WHAT THE EXERCISE ASKS — In the quicksort vs heapsort discussion, what does the introsort variant do when it detects a bad case?

EXCERPT —
:::

Quicksort vs heapsort

96,012

Solution 1

This paper has some analysis.

Also, from Wikipedia:

The most direct competitor of quicksort is heapsort. Heapsort is typically somewhat slower than quicksort, but the worst-case running time is always Θ(nlogn). Quicksort is usually faster, though there remains the chance of worst case performance except in the introsort variant, which switches to heapsort when a bad case is detected. If it is known in advance that heapsort is going to be necessary, using it directly will be faster than waiting for introsort to switch to it.

Solution 2

Heapsort is O(N log N) guaranted, what is much better than worst case in Quicksort. Heapsort doesn't need more memory for another array to putting ordered data as is needed by Mergesort. So why do comercial applications stick with Quicksort? What Quicksort has that is so special over others implementations?

I've tested the algorithms myself and I've seen that Quicksort has something special indeed. It runs fast, much faster than Heap and Merge algorithms.

The secret of Quicksort is: It almost doesn't do unnecessary element swaps. Swap is time consuming.

With Heapsort, even if all of your data is already ordered, you are going to swap 100% of elements to order the array.

With Mergesort, it's even worse. You are going to write 100% of elements in another array and write it back in the original one, even if data is already ordered.

With Quicksort you don't swap what is already ordered. If your data is completely ordered, you swap almost nothing! Although there is a lot of fussing about worst case, a little improvement on the choice of pivot, any other than getting the first or last element of array, can avoid it. If you get a pivot from the intermediate element between first, last and middle element, it is suficient to avoid worst case.

What is superior in Quicksort is not the worst case, but the best case! In best case you do the same number of comparisons, ok, but you swap almost nothing. In average case you swap part of the elements, but not all elements, as in Heapsort and Mergesort. That is what gives Quicksort the best time. Less swap, more speed.

The implementation below in C# on my computer, running on release mode, beats Array.Sort by 3 seconds with middle pivot and by 2 seconds with improved pivot (yes, there is an overhead to get a good pivot).

static void Main(string[] args)
{
    int[] arrToSort = new int[100000000];
    var r = new Random();
    for (int i = 0; i < arrToSort.Length; i++) arrToSort[i] = r.Next(1, arrToSort.Length);

    Console.WriteLine("Press q to quick sort, s to Array.Sort");
    while (true)
    {
        var k = Console.ReadKey(true);
        if (k.KeyChar == 'q')

:::

DATA EXCERPTS —
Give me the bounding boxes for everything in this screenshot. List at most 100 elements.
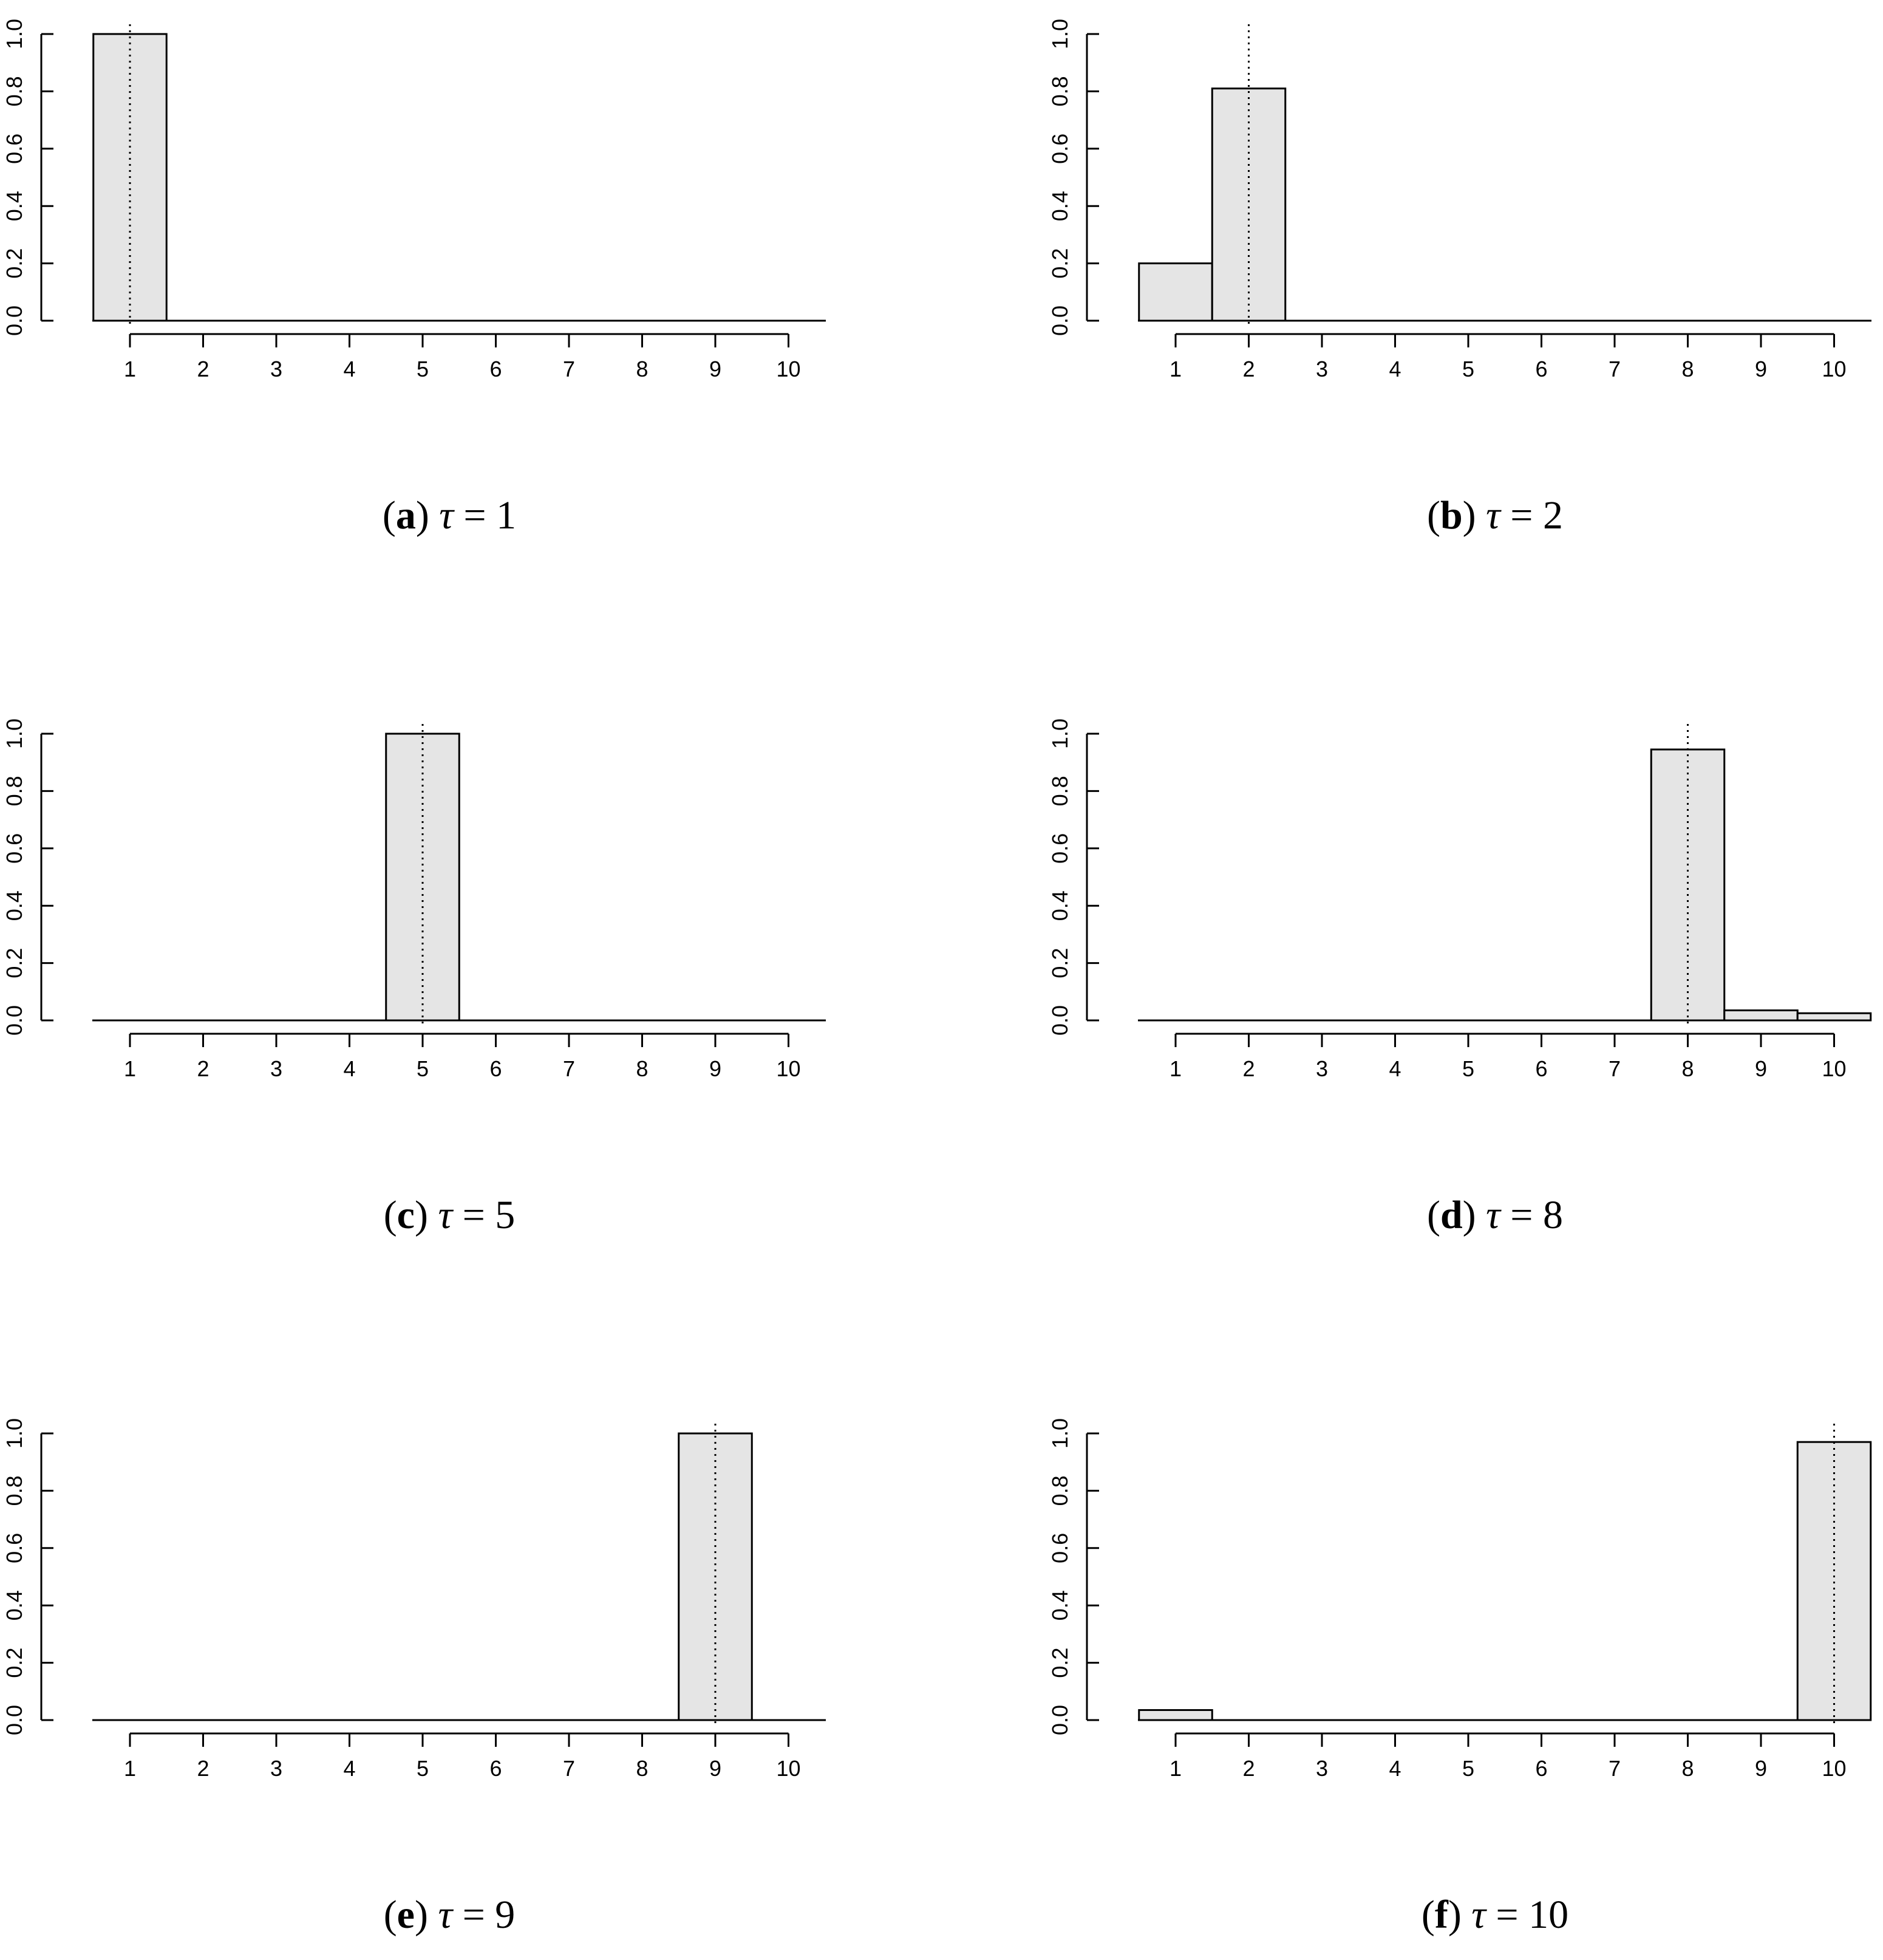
x-tick-label: 2 (197, 1056, 209, 1081)
y-tick-label: 0.6 (1047, 1533, 1072, 1563)
y-tick-label: 0.0 (2, 306, 27, 336)
x-tick-label: 5 (417, 1056, 429, 1081)
x-tick-label: 2 (197, 1756, 209, 1781)
x-tick-label: 9 (1755, 357, 1767, 381)
y-tick-label: 0.0 (2, 1705, 27, 1735)
y-tick-label: 0.8 (1047, 776, 1072, 806)
x-tick-label: 8 (636, 1756, 648, 1781)
x-tick-label: 7 (563, 1056, 575, 1081)
y-tick-label: 0.2 (1047, 1648, 1072, 1678)
x-tick-label: 2 (197, 357, 209, 381)
y-tick-label: 0.8 (2, 76, 27, 106)
bar-1 (1139, 264, 1213, 321)
x-tick-label: 2 (1242, 1756, 1255, 1781)
y-tick-label: 0.6 (2, 833, 27, 864)
bars (1139, 1442, 1871, 1720)
x-tick-label: 3 (1316, 1056, 1328, 1081)
x-tick-label: 6 (489, 357, 502, 381)
x-tick-label: 6 (489, 1056, 502, 1081)
x-tick-label: 8 (1681, 1756, 1694, 1781)
y-tick-label: 0.4 (2, 890, 27, 921)
y-tick-label: 0.0 (1047, 1005, 1072, 1036)
x-tick-label: 4 (1389, 357, 1401, 381)
x-tick-label: 1 (1170, 357, 1182, 381)
x-tick-label: 2 (1242, 1056, 1255, 1081)
y-tick-label: 0.2 (1047, 948, 1072, 978)
panel-caption: (d) τ = 8 (1427, 1193, 1563, 1237)
y-tick-label: 0.6 (1047, 833, 1072, 864)
x-tick-label: 4 (343, 1756, 355, 1781)
x-tick-label: 8 (636, 1056, 648, 1081)
y-tick-label: 1.0 (1047, 719, 1072, 749)
x-tick-label: 9 (1755, 1056, 1767, 1081)
x-tick-label: 1 (124, 1756, 136, 1781)
x-tick-label: 8 (1681, 357, 1694, 381)
panel-caption: (e) τ = 9 (384, 1893, 516, 1937)
x-tick-label: 10 (1822, 357, 1846, 381)
y-tick-label: 0.8 (1047, 76, 1072, 106)
x-tick-label: 7 (1609, 1056, 1621, 1081)
x-tick-label: 9 (709, 1056, 721, 1081)
bar-9 (1725, 1010, 1798, 1020)
y-tick-label: 0.4 (1047, 1590, 1072, 1620)
y-tick-label: 0.6 (2, 134, 27, 164)
x-tick-label: 6 (1535, 1756, 1547, 1781)
x-tick-label: 9 (1755, 1756, 1767, 1781)
x-tick-label: 4 (343, 357, 355, 381)
x-tick-label: 6 (489, 1756, 502, 1781)
y-tick-label: 0.6 (1047, 134, 1072, 164)
x-tick-label: 10 (1822, 1756, 1846, 1781)
x-tick-label: 4 (1389, 1056, 1401, 1081)
y-tick-label: 0.8 (2, 776, 27, 806)
x-tick-label: 8 (636, 357, 648, 381)
x-tick-label: 10 (776, 1756, 800, 1781)
chart-panel-c: 1 2 3 4 5 6 7 8 9 10 0.0 0.2 0.4 0.6 0.8 1.0 (c) τ = 5 (2, 719, 826, 1237)
x-tick-label: 5 (417, 357, 429, 381)
x-tick-label: 3 (1316, 357, 1328, 381)
x-tick-label: 7 (1609, 357, 1621, 381)
chart-panel-a: 1 2 3 4 5 6 7 8 9 10 0.0 0.2 0.4 0.6 0.8 1.0 (a) τ = 1 (2, 19, 826, 538)
x-tick-label: 7 (1609, 1756, 1621, 1781)
bar-10 (1797, 1013, 1871, 1020)
bar-1 (1139, 1710, 1213, 1720)
x-tick-label: 3 (1316, 1756, 1328, 1781)
y-tick-label: 0.4 (2, 1590, 27, 1620)
y-tick-label: 1.0 (1047, 1418, 1072, 1449)
x-tick-label: 6 (1535, 1056, 1547, 1081)
chart-panel-b: 1 2 3 4 5 6 7 8 9 10 0.0 0.2 0.4 0.6 0.8 1.0 (b) τ = 2 (1047, 19, 1871, 538)
y-tick-label: 0.4 (1047, 191, 1072, 221)
y-tick-label: 1.0 (2, 19, 27, 49)
y-tick-label: 0.0 (1047, 306, 1072, 336)
panel-caption: (a) τ = 1 (383, 493, 516, 538)
x-tick-label: 2 (1242, 357, 1255, 381)
x-tick-label: 5 (1462, 1756, 1474, 1781)
x-tick-label: 1 (124, 357, 136, 381)
bars (1651, 750, 1871, 1020)
x-tick-label: 1 (124, 1056, 136, 1081)
y-tick-label: 0.8 (2, 1475, 27, 1506)
x-tick-label: 10 (1822, 1056, 1846, 1081)
y-tick-label: 0.8 (1047, 1475, 1072, 1506)
y-tick-label: 0.4 (1047, 890, 1072, 921)
y-tick-label: 0.2 (2, 248, 27, 279)
x-tick-label: 10 (776, 1056, 800, 1081)
x-tick-label: 7 (563, 1756, 575, 1781)
x-tick-label: 5 (1462, 357, 1474, 381)
x-tick-label: 6 (1535, 357, 1547, 381)
panel-caption: (f) τ = 10 (1422, 1893, 1568, 1937)
x-tick-label: 1 (1170, 1756, 1182, 1781)
y-tick-label: 0.0 (2, 1005, 27, 1036)
panel-caption: (b) τ = 2 (1427, 493, 1563, 538)
panel-caption: (c) τ = 5 (384, 1193, 516, 1237)
x-tick-label: 4 (1389, 1756, 1401, 1781)
y-tick-label: 1.0 (2, 719, 27, 749)
x-tick-label: 9 (709, 357, 721, 381)
x-tick-label: 4 (343, 1056, 355, 1081)
y-tick-label: 0.6 (2, 1533, 27, 1563)
y-tick-label: 1.0 (2, 1418, 27, 1449)
x-tick-label: 3 (270, 1056, 282, 1081)
x-tick-label: 5 (417, 1756, 429, 1781)
chart-panel-d: 1 2 3 4 5 6 7 8 9 10 0.0 0.2 0.4 0.6 0.8 1.0 (d) τ = 8 (1047, 719, 1871, 1237)
x-tick-label: 5 (1462, 1056, 1474, 1081)
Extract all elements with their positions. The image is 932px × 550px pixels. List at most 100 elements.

:::

EXERCISE OUTPUT — It switches to heapsort.